Collected data

++++

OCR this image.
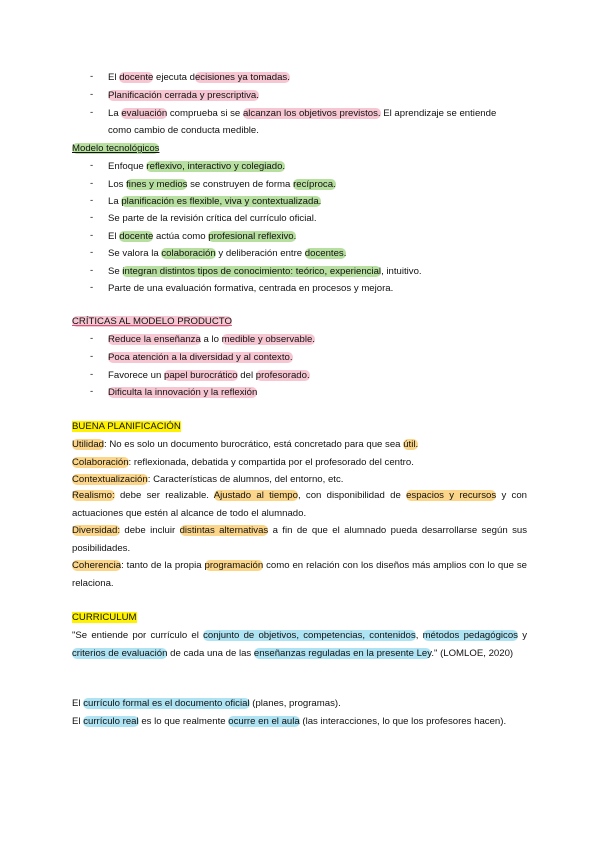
- El docente ejecuta decisiones ya tomadas.
- Planificación cerrada y prescriptiva.
- La evaluación comprueba si se alcanzan los objetivos previstos. El aprendizaje se entiende
como cambio de conducta medible.
Modelo tecnológicos
- Enfoque reflexivo, interactivo y colegiado.
- Los fines y medios se construyen de forma recíproca.
- La planificación es flexible, viva y contextualizada.
- Se parte de la revisión crítica del currículo oficial.
- El docente actúa como profesional reflexivo.
- Se valora la colaboración y deliberación entre docentes.
- Se integran distintos tipos de conocimiento: teórico, experiencial, intuitivo.
- Parte de una evaluación formativa, centrada en procesos y mejora.
CRÍTICAS AL MODELO PRODUCTO
- Reduce la enseñanza a lo medible y observable.
- Poca atención a la diversidad y al contexto.
- Favorece un papel burocrático del profesorado.
- Dificulta la innovación y la reflexión
BUENA PLANIFICACIÓN
Utilidad: No es solo un documento burocrático, está concretado para que sea útil.
Colaboración: reflexionada, debatida y compartida por el profesorado del centro.
Contextualización: Características de alumnos, del entorno, etc.
Realismo: debe ser realizable. Ajustado al tiempo, con disponibilidad de espacios y recursos y con actuaciones que estén al alcance de todo el alumnado.
Diversidad: debe incluir distintas alternativas a fin de que el alumnado pueda desarrollarse según sus posibilidades.
Coherencia: tanto de la propia programación como en relación con los diseños más amplios con lo que se relaciona.
CURRICULUM
"Se entiende por currículo el conjunto de objetivos, competencias, contenidos, métodos pedagógicos y criterios de evaluación de cada una de las enseñanzas reguladas en la presente Ley." (LOMLOE, 2020)
El currículo formal es el documento oficial (planes, programas).
El currículo real es lo que realmente ocurre en el aula (las interacciones, lo que los profesores hacen).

++++

Write out the full set of lines verbatim, without the pictures.

OCR this image.
- El docente ejecuta decisiones ya tomadas.
- Planificación cerrada y prescriptiva.
- La evaluación comprueba si se alcanzan los objetivos previstos. El aprendizaje se entiende
como cambio de conducta medible.
Modelo tecnológicos
- Enfoque reflexivo, interactivo y colegiado.
- Los fines y medios se construyen de forma recíproca.
- La planificación es flexible, viva y contextualizada.
- Se parte de la revisión crítica del currículo oficial.
- El docente actúa como profesional reflexivo.
- Se valora la colaboración y deliberación entre docentes.
- Se integran distintos tipos de conocimiento: teórico, experiencial, intuitivo.
- Parte de una evaluación formativa, centrada en procesos y mejora.
CRÍTICAS AL MODELO PRODUCTO
- Reduce la enseñanza a lo medible y observable.
- Poca atención a la diversidad y al contexto.
- Favorece un papel burocrático del profesorado.
- Dificulta la innovación y la reflexión
BUENA PLANIFICACIÓN
Utilidad: No es solo un documento burocrático, está concretado para que sea útil.
Colaboración: reflexionada, debatida y compartida por el profesorado del centro.
Contextualización: Características de alumnos, del entorno, etc.
Realismo: debe ser realizable. Ajustado al tiempo, con disponibilidad de espacios y recursos y con actuaciones que estén al alcance de todo el alumnado.
Diversidad: debe incluir distintas alternativas a fin de que el alumnado pueda desarrollarse según sus posibilidades.
Coherencia: tanto de la propia programación como en relación con los diseños más amplios con lo que se relaciona.
CURRICULUM
"Se entiende por currículo el conjunto de objetivos, competencias, contenidos, métodos pedagógicos y criterios de evaluación de cada una de las enseñanzas reguladas en la presente Ley." (LOMLOE, 2020)
El currículo formal es el documento oficial (planes, programas).
El currículo real es lo que realmente ocurre en el aula (las interacciones, lo que los profesores hacen).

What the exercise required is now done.